Rows from a figure dataset
-- START --
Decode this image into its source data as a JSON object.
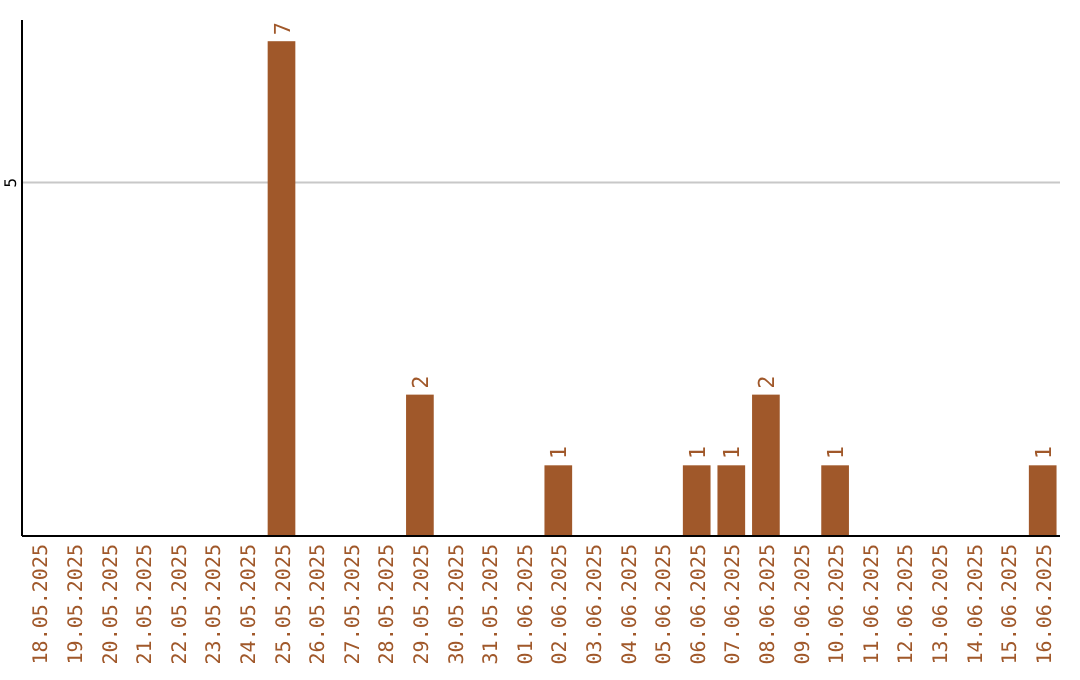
{
  "chart_data": {
    "type": "bar",
    "categories": [
      "18.05.2025",
      "19.05.2025",
      "20.05.2025",
      "21.05.2025",
      "22.05.2025",
      "23.05.2025",
      "24.05.2025",
      "25.05.2025",
      "26.05.2025",
      "27.05.2025",
      "28.05.2025",
      "29.05.2025",
      "30.05.2025",
      "31.05.2025",
      "01.06.2025",
      "02.06.2025",
      "03.06.2025",
      "04.06.2025",
      "05.06.2025",
      "06.06.2025",
      "07.06.2025",
      "08.06.2025",
      "09.06.2025",
      "10.06.2025",
      "11.06.2025",
      "12.06.2025",
      "13.06.2025",
      "14.06.2025",
      "15.06.2025",
      "16.06.2025"
    ],
    "values": [
      0,
      0,
      0,
      0,
      0,
      0,
      0,
      7,
      0,
      0,
      0,
      2,
      0,
      0,
      0,
      1,
      0,
      0,
      0,
      1,
      1,
      2,
      0,
      1,
      0,
      0,
      0,
      0,
      0,
      1
    ],
    "value_labels": [
      null,
      null,
      null,
      null,
      null,
      null,
      null,
      "7",
      null,
      null,
      null,
      "2",
      null,
      null,
      null,
      "1",
      null,
      null,
      null,
      "1",
      "1",
      "2",
      null,
      "1",
      null,
      null,
      null,
      null,
      null,
      "1"
    ],
    "color": "#a0582a",
    "ylim": [
      0,
      7.3
    ],
    "yticks": [
      5
    ],
    "grid": "y"
  }
}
-- END --
Exercise:
Return the material exactly as given, apart from the pictures.

Written answer:
Decode this image into its source data as a JSON object.
{
  "chart_data": {
    "type": "bar",
    "categories": [
      "18.05.2025",
      "19.05.2025",
      "20.05.2025",
      "21.05.2025",
      "22.05.2025",
      "23.05.2025",
      "24.05.2025",
      "25.05.2025",
      "26.05.2025",
      "27.05.2025",
      "28.05.2025",
      "29.05.2025",
      "30.05.2025",
      "31.05.2025",
      "01.06.2025",
      "02.06.2025",
      "03.06.2025",
      "04.06.2025",
      "05.06.2025",
      "06.06.2025",
      "07.06.2025",
      "08.06.2025",
      "09.06.2025",
      "10.06.2025",
      "11.06.2025",
      "12.06.2025",
      "13.06.2025",
      "14.06.2025",
      "15.06.2025",
      "16.06.2025"
    ],
    "values": [
      0,
      0,
      0,
      0,
      0,
      0,
      0,
      7,
      0,
      0,
      0,
      2,
      0,
      0,
      0,
      1,
      0,
      0,
      0,
      1,
      1,
      2,
      0,
      1,
      0,
      0,
      0,
      0,
      0,
      1
    ],
    "value_labels": [
      null,
      null,
      null,
      null,
      null,
      null,
      null,
      "7",
      null,
      null,
      null,
      "2",
      null,
      null,
      null,
      "1",
      null,
      null,
      null,
      "1",
      "1",
      "2",
      null,
      "1",
      null,
      null,
      null,
      null,
      null,
      "1"
    ],
    "color": "#a0582a",
    "ylim": [
      0,
      7.3
    ],
    "yticks": [
      5
    ],
    "grid": "y"
  }
}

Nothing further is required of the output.